** Start of RECORDED INFORMATION **

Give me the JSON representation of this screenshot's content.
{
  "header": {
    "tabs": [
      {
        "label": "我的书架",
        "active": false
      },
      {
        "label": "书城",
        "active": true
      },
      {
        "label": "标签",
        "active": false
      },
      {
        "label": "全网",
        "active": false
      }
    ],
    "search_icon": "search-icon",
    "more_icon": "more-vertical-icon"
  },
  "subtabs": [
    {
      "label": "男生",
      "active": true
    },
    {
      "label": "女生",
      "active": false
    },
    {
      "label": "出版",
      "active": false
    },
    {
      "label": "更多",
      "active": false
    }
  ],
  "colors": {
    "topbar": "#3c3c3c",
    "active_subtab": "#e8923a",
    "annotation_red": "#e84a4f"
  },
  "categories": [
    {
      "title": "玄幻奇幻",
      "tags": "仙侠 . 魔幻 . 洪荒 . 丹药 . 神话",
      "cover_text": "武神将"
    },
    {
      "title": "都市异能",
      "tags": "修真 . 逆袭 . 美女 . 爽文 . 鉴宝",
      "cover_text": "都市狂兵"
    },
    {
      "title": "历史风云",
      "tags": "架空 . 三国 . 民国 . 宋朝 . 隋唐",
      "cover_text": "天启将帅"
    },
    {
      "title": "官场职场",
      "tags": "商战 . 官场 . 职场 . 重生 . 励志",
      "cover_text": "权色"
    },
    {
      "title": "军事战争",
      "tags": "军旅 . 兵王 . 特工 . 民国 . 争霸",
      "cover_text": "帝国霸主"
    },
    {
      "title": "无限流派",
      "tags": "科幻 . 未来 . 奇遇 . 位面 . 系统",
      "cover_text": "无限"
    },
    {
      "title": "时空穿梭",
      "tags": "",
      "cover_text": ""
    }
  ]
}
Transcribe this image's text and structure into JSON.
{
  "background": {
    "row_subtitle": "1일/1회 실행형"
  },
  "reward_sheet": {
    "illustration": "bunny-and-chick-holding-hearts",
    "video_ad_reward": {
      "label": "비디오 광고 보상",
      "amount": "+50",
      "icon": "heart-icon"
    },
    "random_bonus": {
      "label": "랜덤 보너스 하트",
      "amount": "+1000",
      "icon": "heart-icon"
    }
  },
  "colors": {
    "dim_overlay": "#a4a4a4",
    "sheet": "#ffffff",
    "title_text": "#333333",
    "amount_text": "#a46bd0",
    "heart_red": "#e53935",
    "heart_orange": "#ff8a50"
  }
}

** End of RECORDED INFORMATION **
** Start of RECORDED INFORMATION **

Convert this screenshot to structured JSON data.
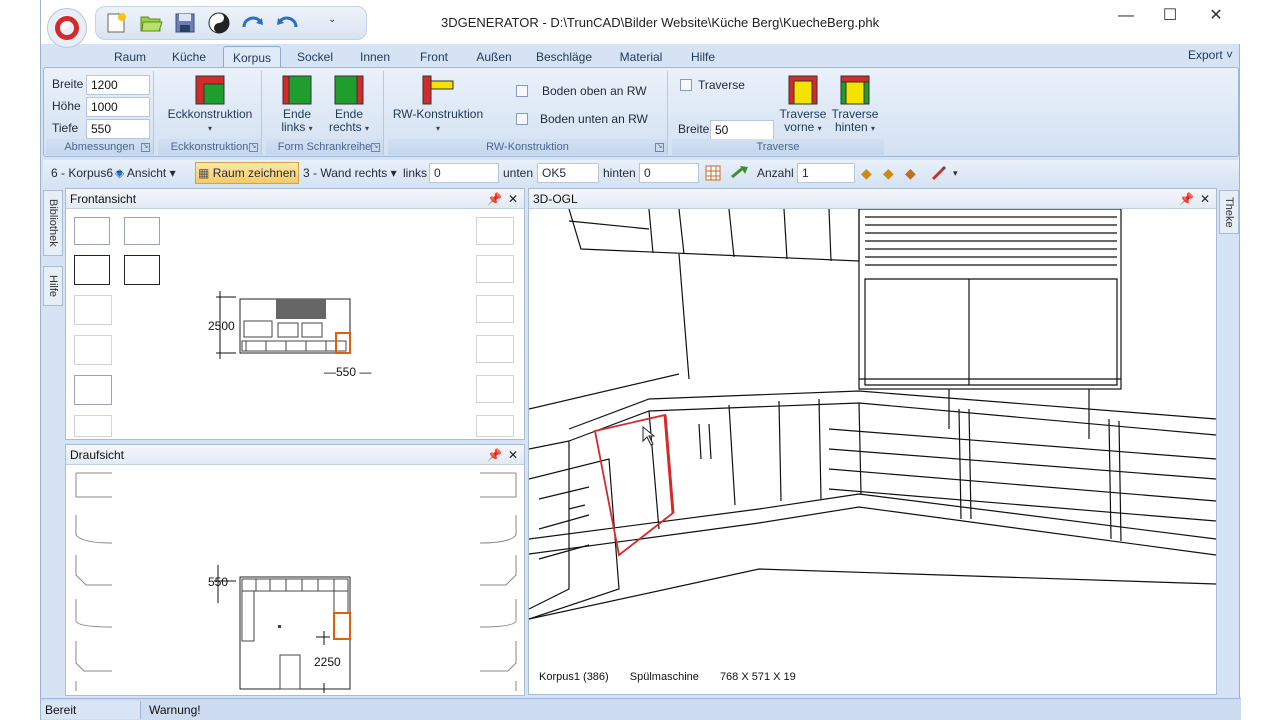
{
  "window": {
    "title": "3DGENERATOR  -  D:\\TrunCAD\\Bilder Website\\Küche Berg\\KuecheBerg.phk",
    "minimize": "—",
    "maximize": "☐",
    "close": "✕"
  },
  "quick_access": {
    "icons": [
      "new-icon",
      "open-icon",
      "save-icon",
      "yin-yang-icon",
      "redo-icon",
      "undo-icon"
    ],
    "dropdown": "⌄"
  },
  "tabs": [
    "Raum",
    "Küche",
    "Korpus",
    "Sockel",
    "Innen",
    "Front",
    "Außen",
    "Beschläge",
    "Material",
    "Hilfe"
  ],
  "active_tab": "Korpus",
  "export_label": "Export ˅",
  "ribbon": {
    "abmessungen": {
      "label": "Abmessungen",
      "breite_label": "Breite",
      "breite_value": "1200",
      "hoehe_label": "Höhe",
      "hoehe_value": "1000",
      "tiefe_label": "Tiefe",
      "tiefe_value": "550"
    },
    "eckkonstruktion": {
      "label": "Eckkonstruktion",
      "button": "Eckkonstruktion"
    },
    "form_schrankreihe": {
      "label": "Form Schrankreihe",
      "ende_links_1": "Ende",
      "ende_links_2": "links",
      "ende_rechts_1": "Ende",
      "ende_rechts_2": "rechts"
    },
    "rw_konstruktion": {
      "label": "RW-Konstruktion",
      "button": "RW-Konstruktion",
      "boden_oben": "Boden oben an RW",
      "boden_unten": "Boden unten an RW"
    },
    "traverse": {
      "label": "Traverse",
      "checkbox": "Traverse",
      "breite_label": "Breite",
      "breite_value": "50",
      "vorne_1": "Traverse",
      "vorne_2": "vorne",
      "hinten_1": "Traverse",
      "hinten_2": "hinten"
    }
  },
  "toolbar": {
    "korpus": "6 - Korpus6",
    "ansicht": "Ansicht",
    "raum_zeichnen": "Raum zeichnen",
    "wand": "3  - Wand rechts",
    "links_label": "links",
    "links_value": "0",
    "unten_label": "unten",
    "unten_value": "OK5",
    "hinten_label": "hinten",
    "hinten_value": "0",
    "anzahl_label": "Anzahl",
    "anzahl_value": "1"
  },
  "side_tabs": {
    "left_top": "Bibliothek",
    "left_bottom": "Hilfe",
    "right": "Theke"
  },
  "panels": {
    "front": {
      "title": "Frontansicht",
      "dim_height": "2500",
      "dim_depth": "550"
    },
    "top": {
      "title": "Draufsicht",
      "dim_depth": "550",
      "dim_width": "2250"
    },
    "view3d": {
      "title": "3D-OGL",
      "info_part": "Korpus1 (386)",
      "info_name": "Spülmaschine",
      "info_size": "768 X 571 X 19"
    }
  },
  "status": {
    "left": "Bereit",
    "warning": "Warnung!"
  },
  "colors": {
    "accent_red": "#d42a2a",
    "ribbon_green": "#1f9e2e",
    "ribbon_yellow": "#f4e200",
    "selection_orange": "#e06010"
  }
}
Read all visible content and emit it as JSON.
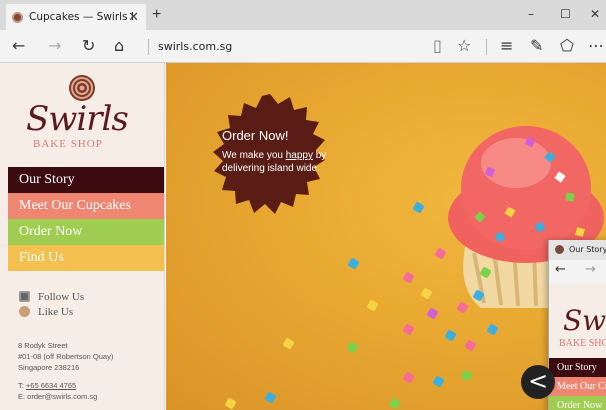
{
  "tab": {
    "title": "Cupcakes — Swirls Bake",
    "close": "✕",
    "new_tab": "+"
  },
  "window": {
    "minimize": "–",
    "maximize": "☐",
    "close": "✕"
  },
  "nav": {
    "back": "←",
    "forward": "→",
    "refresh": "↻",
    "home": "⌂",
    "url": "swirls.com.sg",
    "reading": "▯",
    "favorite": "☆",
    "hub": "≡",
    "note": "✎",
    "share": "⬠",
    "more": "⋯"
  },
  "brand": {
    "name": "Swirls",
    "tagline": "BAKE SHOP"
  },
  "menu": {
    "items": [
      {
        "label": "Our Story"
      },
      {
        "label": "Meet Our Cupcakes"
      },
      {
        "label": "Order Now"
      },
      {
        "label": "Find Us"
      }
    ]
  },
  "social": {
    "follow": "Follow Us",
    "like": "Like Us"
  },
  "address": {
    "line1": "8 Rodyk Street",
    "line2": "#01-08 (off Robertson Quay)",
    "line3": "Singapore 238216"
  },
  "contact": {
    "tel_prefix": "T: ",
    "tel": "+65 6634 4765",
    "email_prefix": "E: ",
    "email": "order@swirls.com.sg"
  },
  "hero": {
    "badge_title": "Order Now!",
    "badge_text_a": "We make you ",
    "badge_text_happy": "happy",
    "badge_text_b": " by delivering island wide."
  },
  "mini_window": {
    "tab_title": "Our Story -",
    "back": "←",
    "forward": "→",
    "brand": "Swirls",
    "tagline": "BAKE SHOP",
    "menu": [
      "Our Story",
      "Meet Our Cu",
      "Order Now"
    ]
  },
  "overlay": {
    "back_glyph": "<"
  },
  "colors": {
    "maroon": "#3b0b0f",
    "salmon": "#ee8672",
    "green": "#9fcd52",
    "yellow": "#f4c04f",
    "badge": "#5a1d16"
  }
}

** End of RECORDED INFORMATION **

# GIVEN PROBLEM:
Every line in the data that holds "Küche" should be copied out.

# ANSWER IN FULL:
    "title": "3DGENERATOR  -  D:\\TrunCAD\\Bilder Website\\Küche Berg\\KuecheBerg.phk",
    "Küche",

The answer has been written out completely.